- Travail à faire -
(1) Traduisez en anglais cette phrase de l'entretien avec Guillaume Musso : « Ce jour-là, j’ai découvert qu’avec les livres je ne serai plus jamais seul. »
(2) Répondez, s'il vous plaît, à ces questions sur l'entretien avec Guillaume Musso :
(a) Quel est le titre de son quinzième roman ?
(b) À quel étage de la Tour Montparnasse se trouve son bureau ?
(c) Quel âge avait-il quand il a lu Les Hauts de Hurlevent ?

Guillaume Musso : « J’essaie de me libérer de tous les rituels, de ne pas avoir de fétichisme… »

INTERVIEW. Il est l’auteur français le plus lu dans le monde. C’est l’une des premières choses que les journalistes écrivent généralement sur Guillaume Musso qui vient de publier Un Appartement à Paris (XO Editions), son quinzième roman. Un thriller inattendu, et tendu, qui se déroule entre Paris et New York, et s’intéresses à la peinture et aux graffeurs. J’ai voulu en savoir plus sur cet écrivain qui aime autant Stephen King qu’Alain Fournier. Guillaume reçoit dans son bureau, au 47ème étage de la Tour Montparnasse, avec une vue spectaculaire sur Paris, comme une toile immense. Il parle doucement, bute parfois sur les mots, les yeux plissés. Attentif, et bienveillant.

 

PS… J’ai divisé cette interview, très longue, en plusieurs parties pour en faciliter la lecture.

 

Vous souvenez-vous du premier livre qui vous a vraiment marqué ?

Guillaume Musso : Ce sont Les Hauts de Hurlevent d’Emily Brontë (publié en 1847 sous le pseudonyme d’Ellis Bell). Le souvenir est très net. J’avais 11 ans. Nous sommes en vacances chez mon grand-père, en famille. Et l’électricité tombe en panne. La télévision ne fonctionne plus, et j’avais beau être le fils d’une bibliothécaire, je ne m’intéressais qu’aux bandes dessinées. Et je n’avais que deux livres à disposition, un sur les mémoires du général de Gaulle et l’autre, qui appartenait à ma mère, d’Emily Brontë. J’ai eu un coup de foudre, et même si l’électricité est revenue très vite, j’étais plongé dans ce livre. Je l’ai lu en trois jours. Je me demandais comment elle faisait pour me transmettre autant d’émotions. Ce jour-là, j’ai découvert qu’avec les livres je ne serai plus jamais seul. Aujourd’hui, en 2017, alors que nous sommes tous cannibalisés par les images, un livre permet toujours de se faire son propre film.

Entrées de données extraites
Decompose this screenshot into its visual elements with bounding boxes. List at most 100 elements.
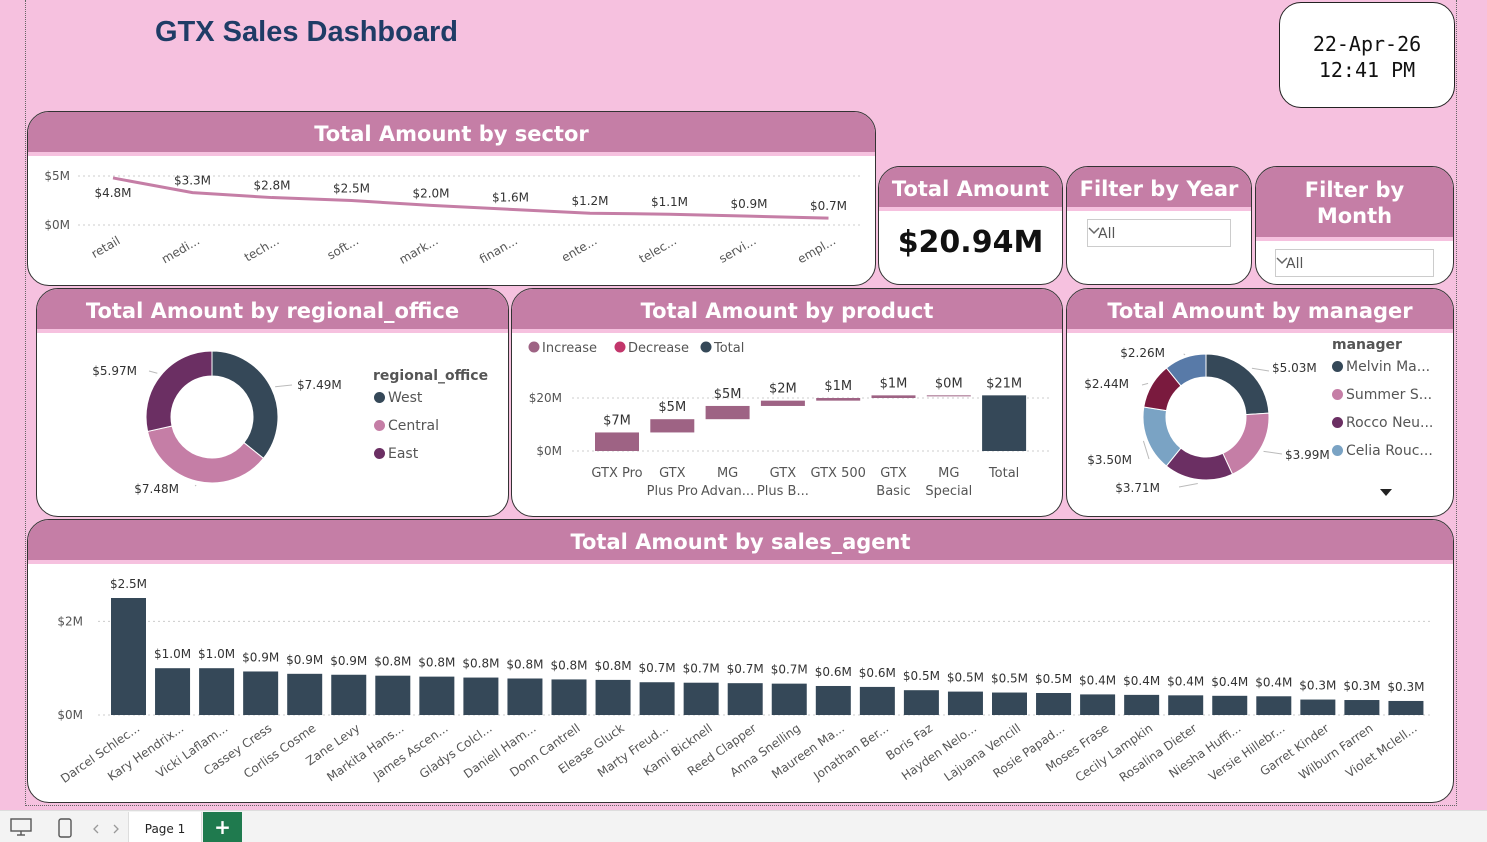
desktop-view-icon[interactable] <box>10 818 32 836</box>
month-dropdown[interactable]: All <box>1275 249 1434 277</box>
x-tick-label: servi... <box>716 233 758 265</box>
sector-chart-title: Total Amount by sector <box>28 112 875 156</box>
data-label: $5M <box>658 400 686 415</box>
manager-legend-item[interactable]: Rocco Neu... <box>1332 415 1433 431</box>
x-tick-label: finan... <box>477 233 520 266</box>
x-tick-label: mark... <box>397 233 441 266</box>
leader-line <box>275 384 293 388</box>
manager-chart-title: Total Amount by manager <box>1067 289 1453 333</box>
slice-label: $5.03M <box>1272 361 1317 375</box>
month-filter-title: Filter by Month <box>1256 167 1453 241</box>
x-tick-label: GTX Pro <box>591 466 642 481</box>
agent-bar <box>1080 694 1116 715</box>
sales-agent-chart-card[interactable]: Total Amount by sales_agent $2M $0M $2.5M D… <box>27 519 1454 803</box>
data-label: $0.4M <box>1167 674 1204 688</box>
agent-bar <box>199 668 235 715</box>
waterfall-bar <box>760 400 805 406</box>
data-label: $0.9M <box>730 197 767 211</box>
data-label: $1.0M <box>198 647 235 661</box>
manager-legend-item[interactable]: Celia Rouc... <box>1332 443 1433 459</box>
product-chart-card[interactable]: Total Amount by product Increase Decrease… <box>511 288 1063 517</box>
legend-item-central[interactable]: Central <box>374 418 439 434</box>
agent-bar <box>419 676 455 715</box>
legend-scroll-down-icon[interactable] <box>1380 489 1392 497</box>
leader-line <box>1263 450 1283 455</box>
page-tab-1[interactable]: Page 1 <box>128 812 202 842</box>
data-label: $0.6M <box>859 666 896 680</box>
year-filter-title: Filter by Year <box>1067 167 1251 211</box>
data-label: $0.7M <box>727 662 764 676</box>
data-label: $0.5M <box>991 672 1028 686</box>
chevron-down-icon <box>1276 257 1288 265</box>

- Résultats des tâches -
(1) That day, I discovered that with books I would never be alone again.

(2)
(a) Un Appartement à Paris
(b) Au 47e étage
(c) 11 ans